▶ _GIVEN EXERCISE_
Copy out all the lines where "this" shows up.

-- Begin DATASET EXTRACT --

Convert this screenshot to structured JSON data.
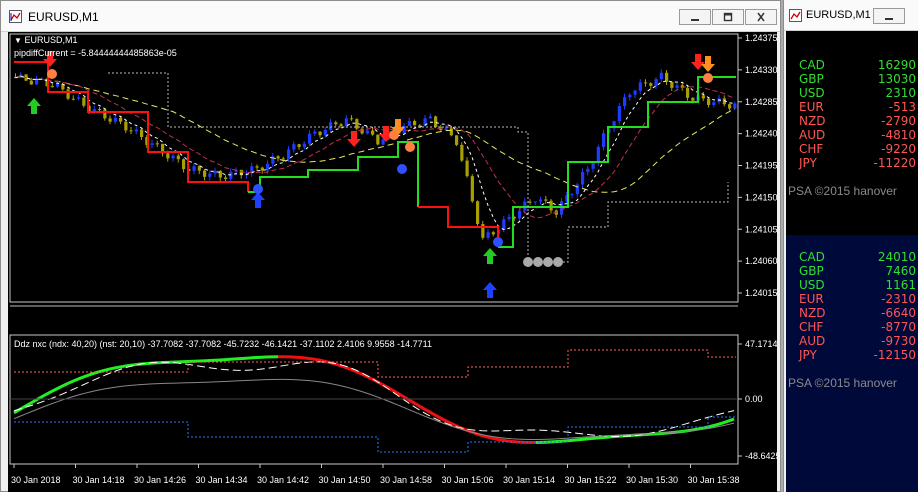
{
  "main_window": {
    "title": "EURUSD,M1",
    "symbol_label": "EURUSD,M1",
    "pipdiff_text": "pipdiffCurrent = -5.84444444485863e-05"
  },
  "price_axis": [
    "1.24375",
    "1.24330",
    "1.24285",
    "1.24240",
    "1.24195",
    "1.24150",
    "1.24105",
    "1.24060",
    "1.24015"
  ],
  "indicator": {
    "label": "Ddz nxc (ndx: 40,20) (nst: 20,10) -37.7082 -37.7082 -45.7232 -46.1421 -37.1102 2.4106 9.9558 -14.7711",
    "axis": [
      "47.1714",
      "0.00",
      "-48.6425"
    ]
  },
  "time_axis": [
    "30 Jan 2018",
    "30 Jan 14:18",
    "30 Jan 14:26",
    "30 Jan 14:34",
    "30 Jan 14:42",
    "30 Jan 14:50",
    "30 Jan 14:58",
    "30 Jan 15:06",
    "30 Jan 15:14",
    "30 Jan 15:22",
    "30 Jan 15:30",
    "30 Jan 15:38"
  ],
  "side_window": {
    "title": "EURUSD,M1",
    "panel1": [
      {
        "ccy": "CAD",
        "val": "16290",
        "color": "#33dd33"
      },
      {
        "ccy": "GBP",
        "val": "13030",
        "color": "#33dd33"
      },
      {
        "ccy": "USD",
        "val": "2310",
        "color": "#33dd33"
      },
      {
        "ccy": "EUR",
        "val": "-513",
        "color": "#ff5555"
      },
      {
        "ccy": "NZD",
        "val": "-2790",
        "color": "#ff5555"
      },
      {
        "ccy": "AUD",
        "val": "-4810",
        "color": "#ff5555"
      },
      {
        "ccy": "CHF",
        "val": "-9220",
        "color": "#ff5555"
      },
      {
        "ccy": "JPY",
        "val": "-11220",
        "color": "#ff5555"
      }
    ],
    "panel2": [
      {
        "ccy": "CAD",
        "val": "24010",
        "color": "#33dd33"
      },
      {
        "ccy": "GBP",
        "val": "7460",
        "color": "#33dd33"
      },
      {
        "ccy": "USD",
        "val": "1161",
        "color": "#33dd33"
      },
      {
        "ccy": "EUR",
        "val": "-2310",
        "color": "#ff5555"
      },
      {
        "ccy": "NZD",
        "val": "-6640",
        "color": "#ff5555"
      },
      {
        "ccy": "CHF",
        "val": "-8770",
        "color": "#ff5555"
      },
      {
        "ccy": "AUD",
        "val": "-9730",
        "color": "#ff5555"
      },
      {
        "ccy": "JPY",
        "val": "-12150",
        "color": "#ff5555"
      }
    ],
    "copyright": "PSA ©2015 hanover"
  },
  "colors": {
    "bull_candle": "#1e3cff",
    "bear_candle": "#a8a000",
    "up_arrow": "#22cc22",
    "down_arrow": "#ff2020",
    "panel2_bg": "#000a3a"
  }
}
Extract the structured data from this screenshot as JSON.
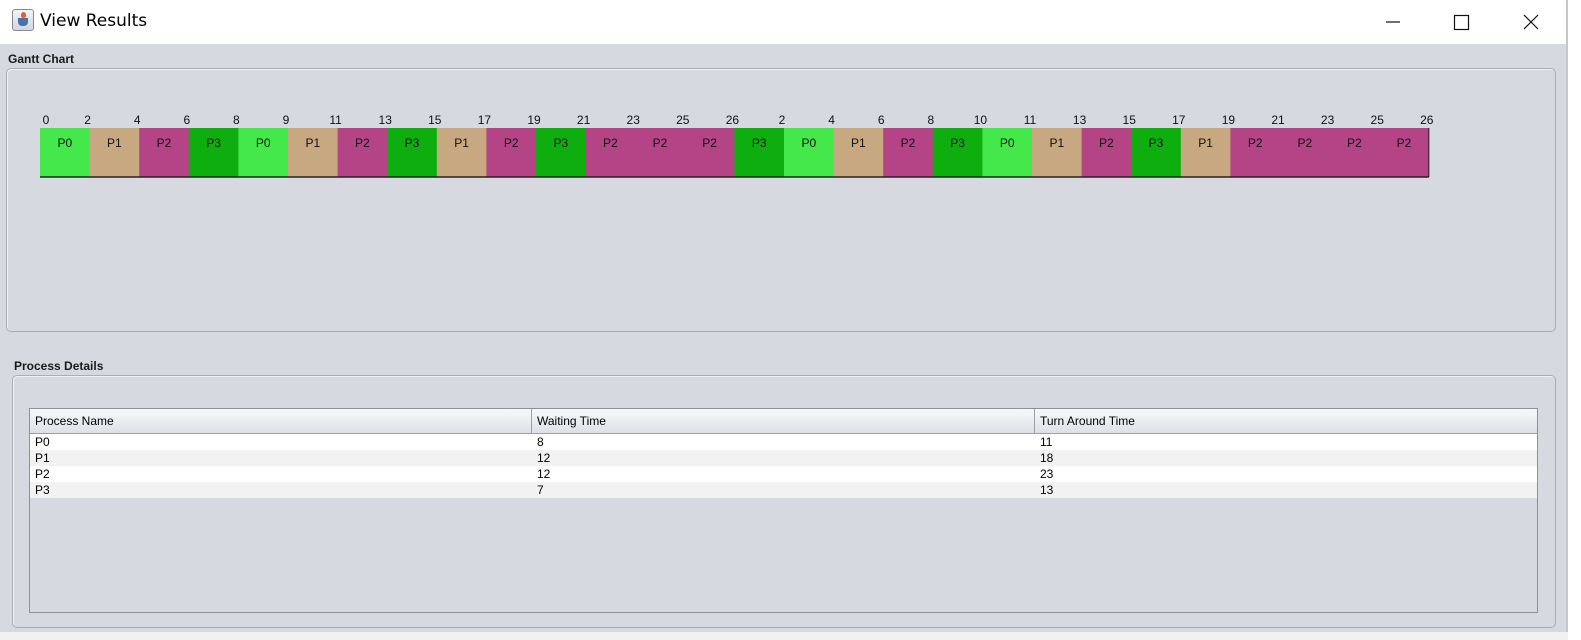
{
  "window": {
    "title": "View Results",
    "icon": "java-cup-icon",
    "controls": [
      "minimize-icon",
      "maximize-icon",
      "close-icon"
    ]
  },
  "gantt": {
    "title": "Gantt Chart",
    "colors": {
      "P0": "#45e84a",
      "P1": "#c8a880",
      "P2": "#b54487",
      "P3": "#0fae0f"
    },
    "blocks": [
      "P0",
      "P1",
      "P2",
      "P3",
      "P0",
      "P1",
      "P2",
      "P3",
      "P1",
      "P2",
      "P3",
      "P2",
      "P2",
      "P2",
      "P3",
      "P0",
      "P1",
      "P2",
      "P3",
      "P0",
      "P1",
      "P2",
      "P3",
      "P1",
      "P2",
      "P2",
      "P2",
      "P2"
    ],
    "ticks": [
      "0",
      "2",
      "4",
      "6",
      "8",
      "9",
      "11",
      "13",
      "15",
      "17",
      "19",
      "21",
      "23",
      "25",
      "26",
      "2",
      "4",
      "6",
      "8",
      "10",
      "11",
      "13",
      "15",
      "17",
      "19",
      "21",
      "23",
      "25",
      "26"
    ]
  },
  "details": {
    "title": "Process Details",
    "columns": [
      "Process Name",
      "Waiting Time",
      "Turn Around Time"
    ],
    "rows": [
      [
        "P0",
        "8",
        "11"
      ],
      [
        "P1",
        "12",
        "18"
      ],
      [
        "P2",
        "12",
        "23"
      ],
      [
        "P3",
        "7",
        "13"
      ]
    ]
  }
}
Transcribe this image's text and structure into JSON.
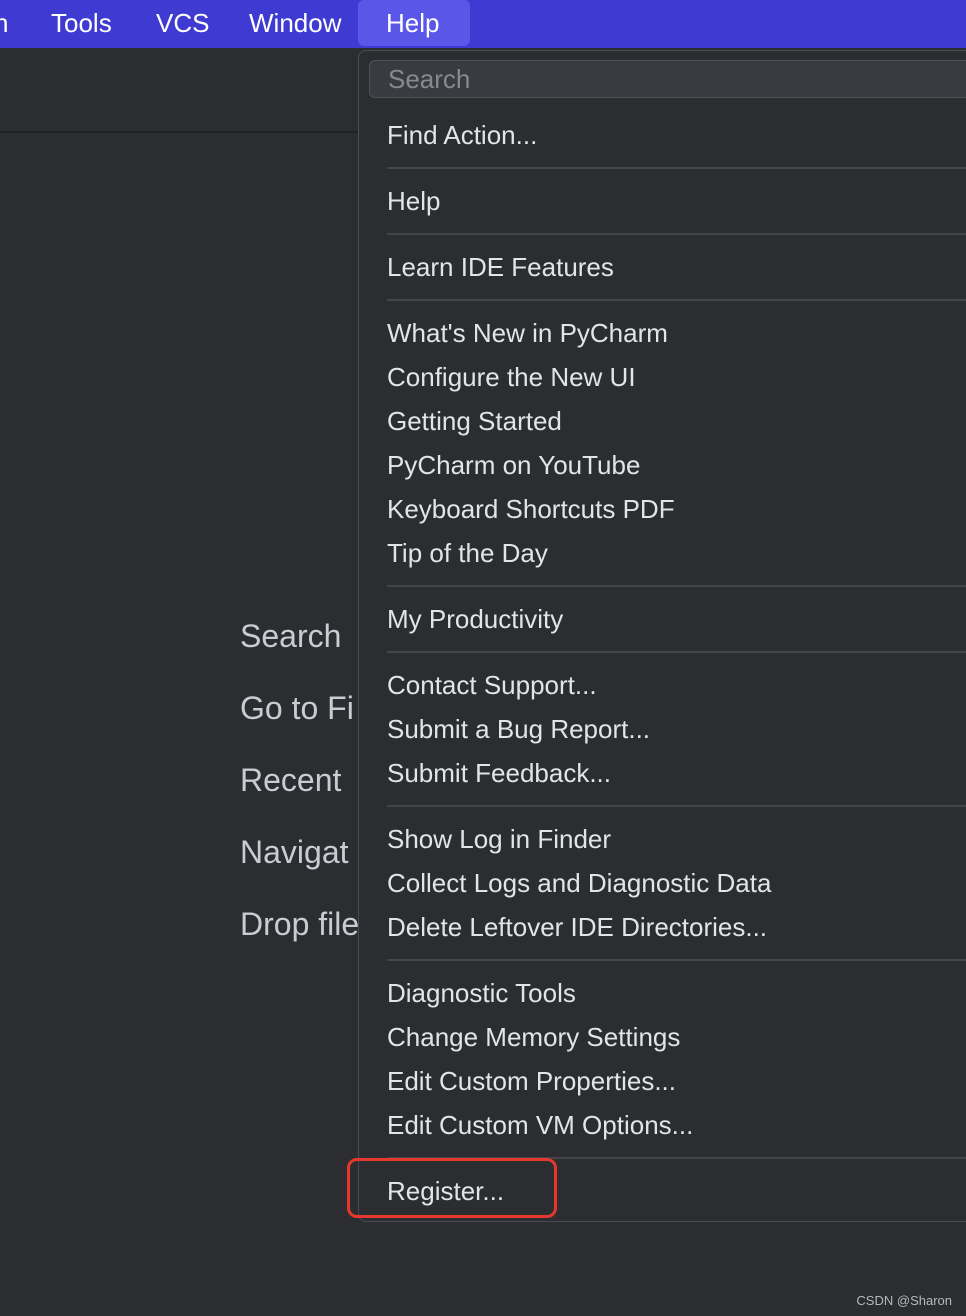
{
  "menubar": {
    "items": [
      {
        "label": "n"
      },
      {
        "label": "Tools"
      },
      {
        "label": "VCS"
      },
      {
        "label": "Window"
      },
      {
        "label": "Help"
      }
    ]
  },
  "welcome": {
    "items": [
      {
        "label": "Search"
      },
      {
        "label": "Go to Fi"
      },
      {
        "label": "Recent"
      },
      {
        "label": "Navigat"
      },
      {
        "label": "Drop file"
      }
    ]
  },
  "help_menu": {
    "search": {
      "placeholder": "Search",
      "value": ""
    },
    "items": [
      {
        "label": "Find Action..."
      },
      {
        "label": "Help"
      },
      {
        "label": "Learn IDE Features"
      },
      {
        "label": "What's New in PyCharm"
      },
      {
        "label": "Configure the New UI"
      },
      {
        "label": "Getting Started"
      },
      {
        "label": "PyCharm on YouTube"
      },
      {
        "label": "Keyboard Shortcuts PDF"
      },
      {
        "label": "Tip of the Day"
      },
      {
        "label": "My Productivity"
      },
      {
        "label": "Contact Support..."
      },
      {
        "label": "Submit a Bug Report..."
      },
      {
        "label": "Submit Feedback..."
      },
      {
        "label": "Show Log in Finder"
      },
      {
        "label": "Collect Logs and Diagnostic Data"
      },
      {
        "label": "Delete Leftover IDE Directories..."
      },
      {
        "label": "Diagnostic Tools"
      },
      {
        "label": "Change Memory Settings"
      },
      {
        "label": "Edit Custom Properties..."
      },
      {
        "label": "Edit Custom VM Options..."
      },
      {
        "label": "Register..."
      }
    ]
  },
  "watermark": {
    "text": "CSDN @Sharon\u0001"
  },
  "colors": {
    "menubar_bg": "#3f3bd2",
    "menubar_active": "#5a57e8",
    "popup_bg": "#2b2d30",
    "highlight": "#e8372f"
  }
}
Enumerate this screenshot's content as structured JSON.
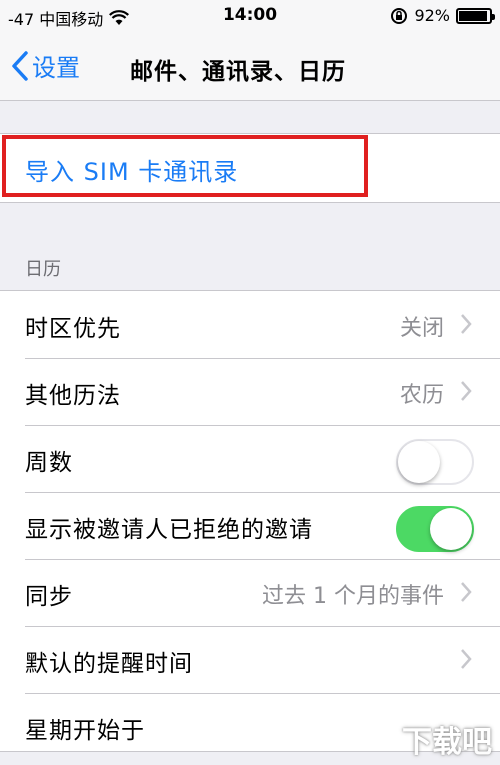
{
  "status_bar": {
    "carrier": "-47 中国移动",
    "time": "14:00",
    "battery_percent_text": "92%",
    "battery_level": 0.92
  },
  "nav": {
    "back_label": "设置",
    "title": "邮件、通讯录、日历"
  },
  "import_sim": {
    "label": "导入 SIM 卡通讯录"
  },
  "calendar_section": {
    "header": "日历",
    "rows": [
      {
        "label": "时区优先",
        "value": "关闭"
      },
      {
        "label": "其他历法",
        "value": "农历"
      },
      {
        "label": "周数",
        "toggle": "off"
      },
      {
        "label": "显示被邀请人已拒绝的邀请",
        "toggle": "on"
      },
      {
        "label": "同步",
        "value": "过去 1 个月的事件"
      },
      {
        "label": "默认的提醒时间",
        "value": ""
      },
      {
        "label": "星期开始于",
        "value": ""
      }
    ]
  },
  "watermark": "下载吧",
  "colors": {
    "accent": "#1a7cf5",
    "toggle_on": "#4cd964",
    "highlight": "#e02020"
  }
}
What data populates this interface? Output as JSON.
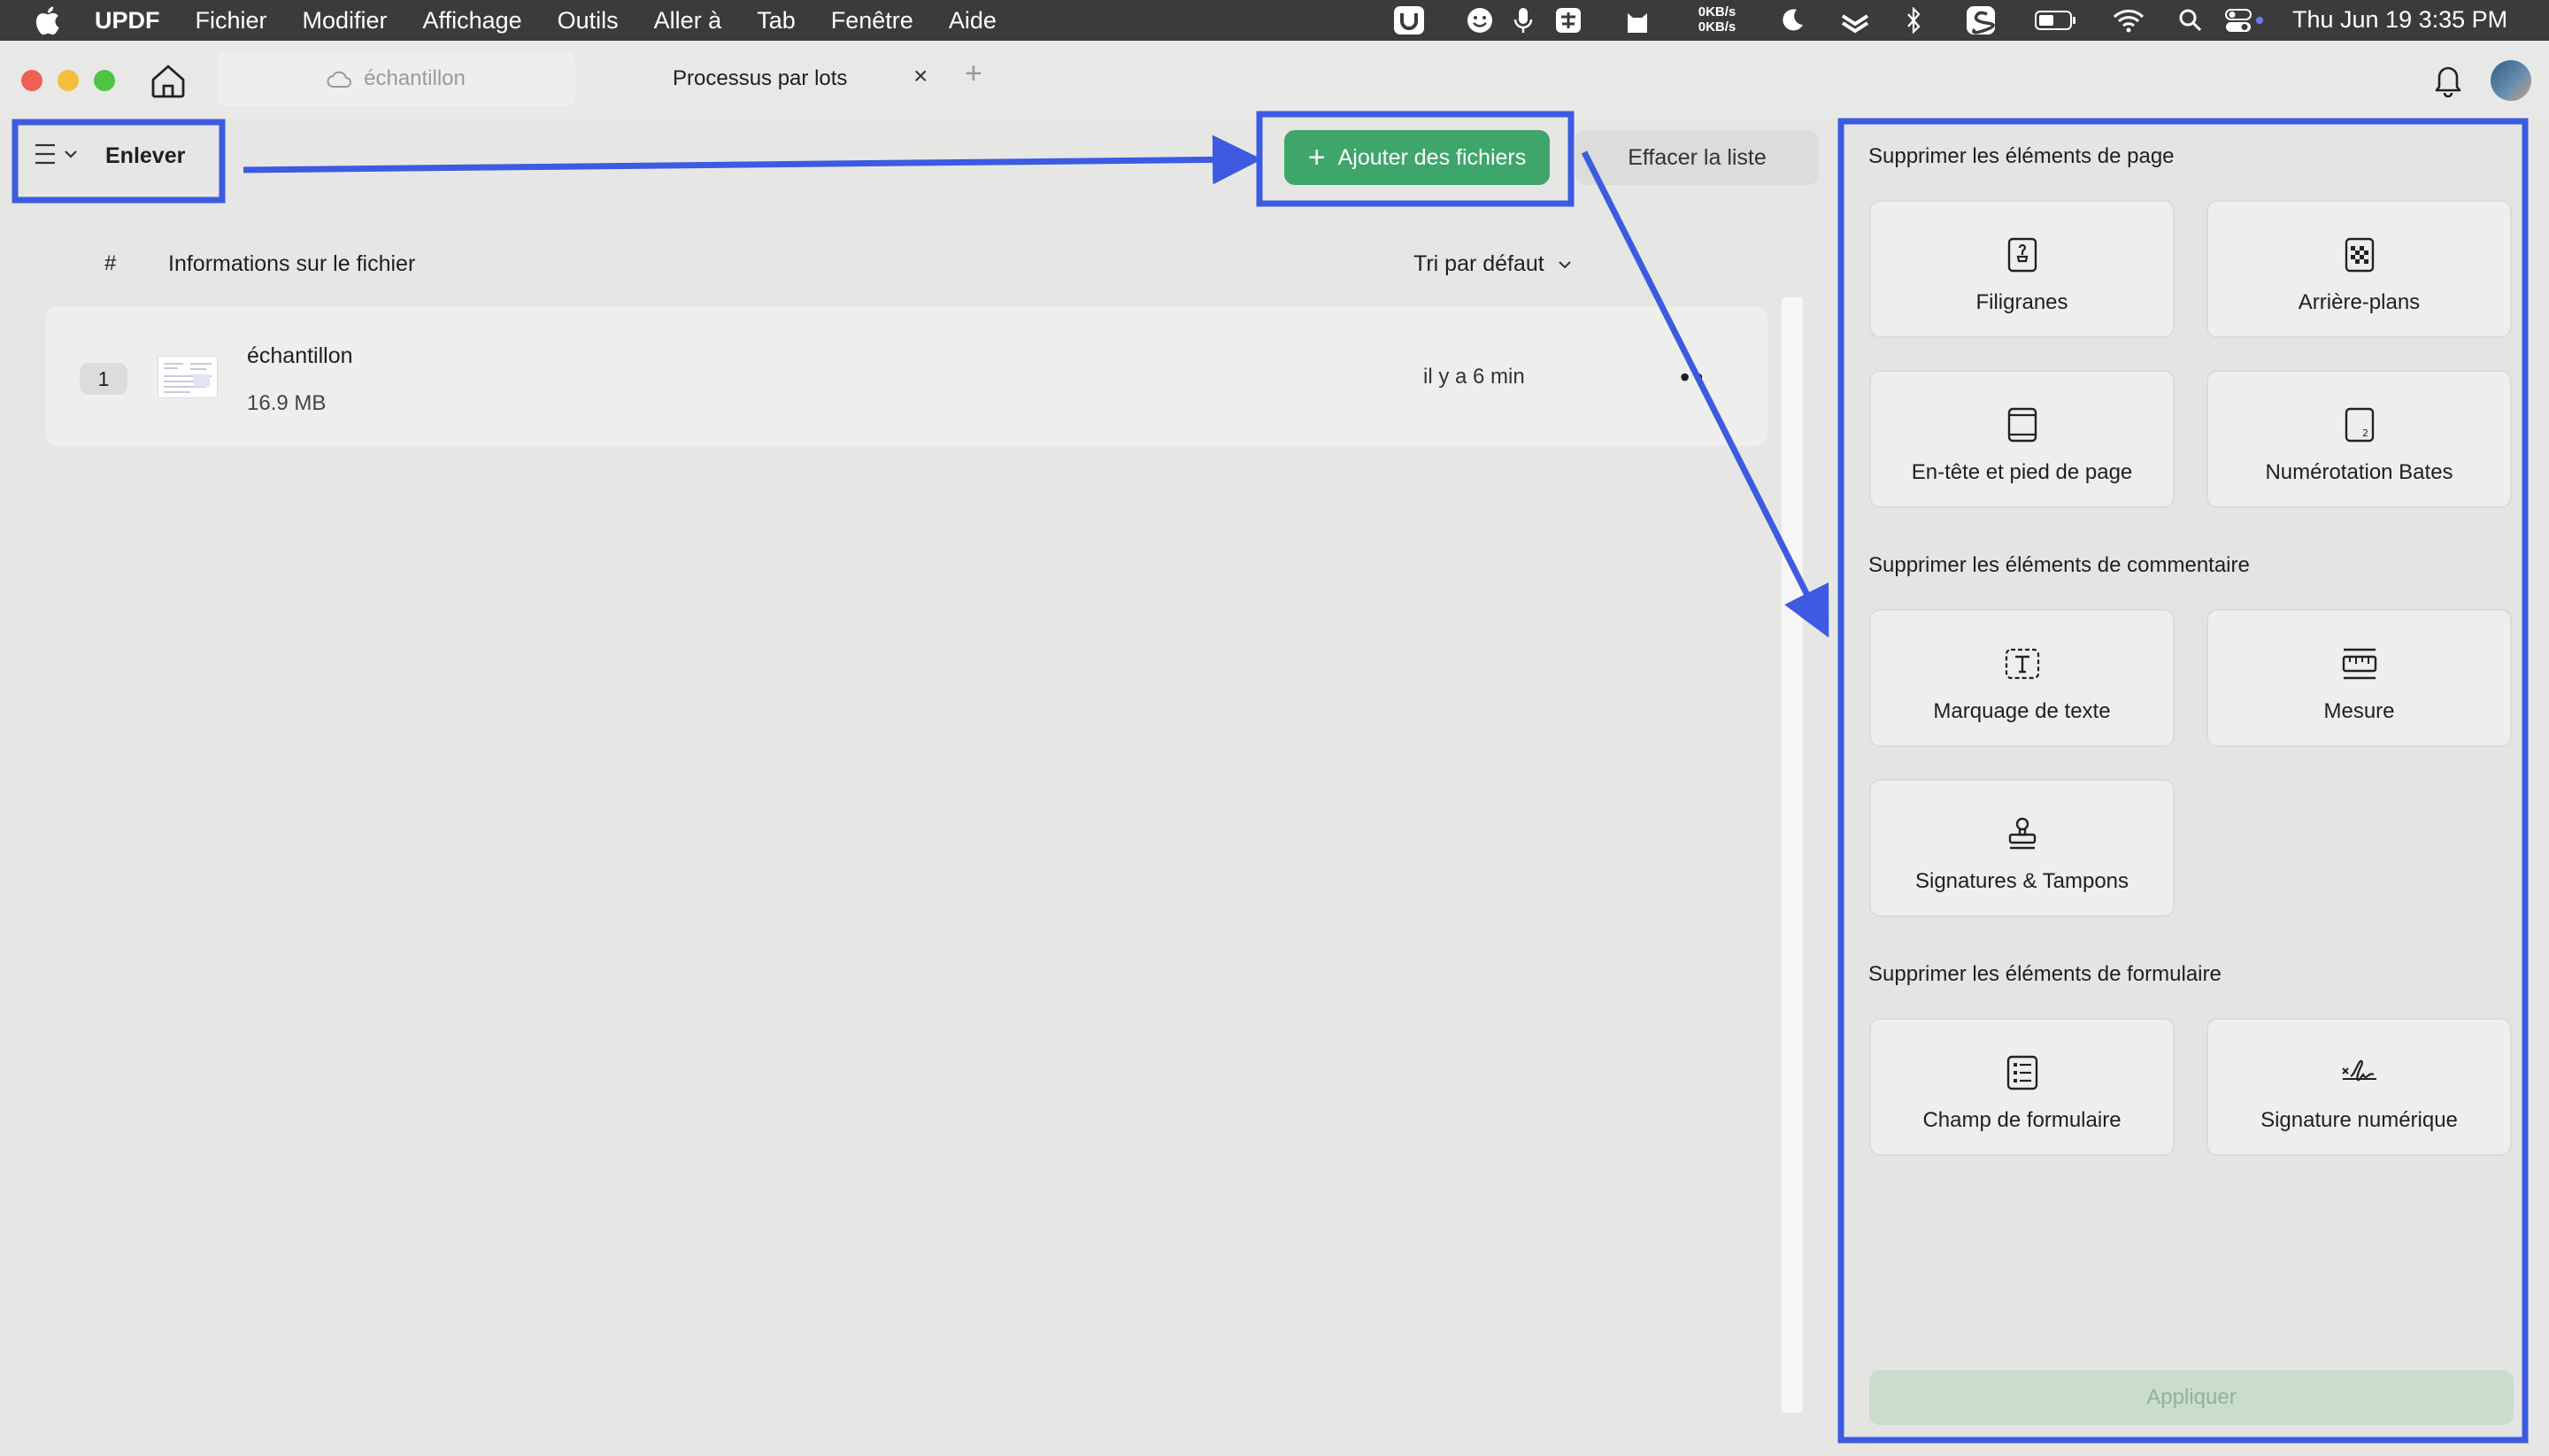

-- End DATASET EXTRACT --

▶ _EXERCISE ANSWER_
Convert this screenshot to structured JSON data.
Extract the structured data from this screenshot as JSON.
Transcribe this image's text and structure into JSON.
Enumerate this screenshot's content as structured JSON.
What data populates this interface? Output as JSON.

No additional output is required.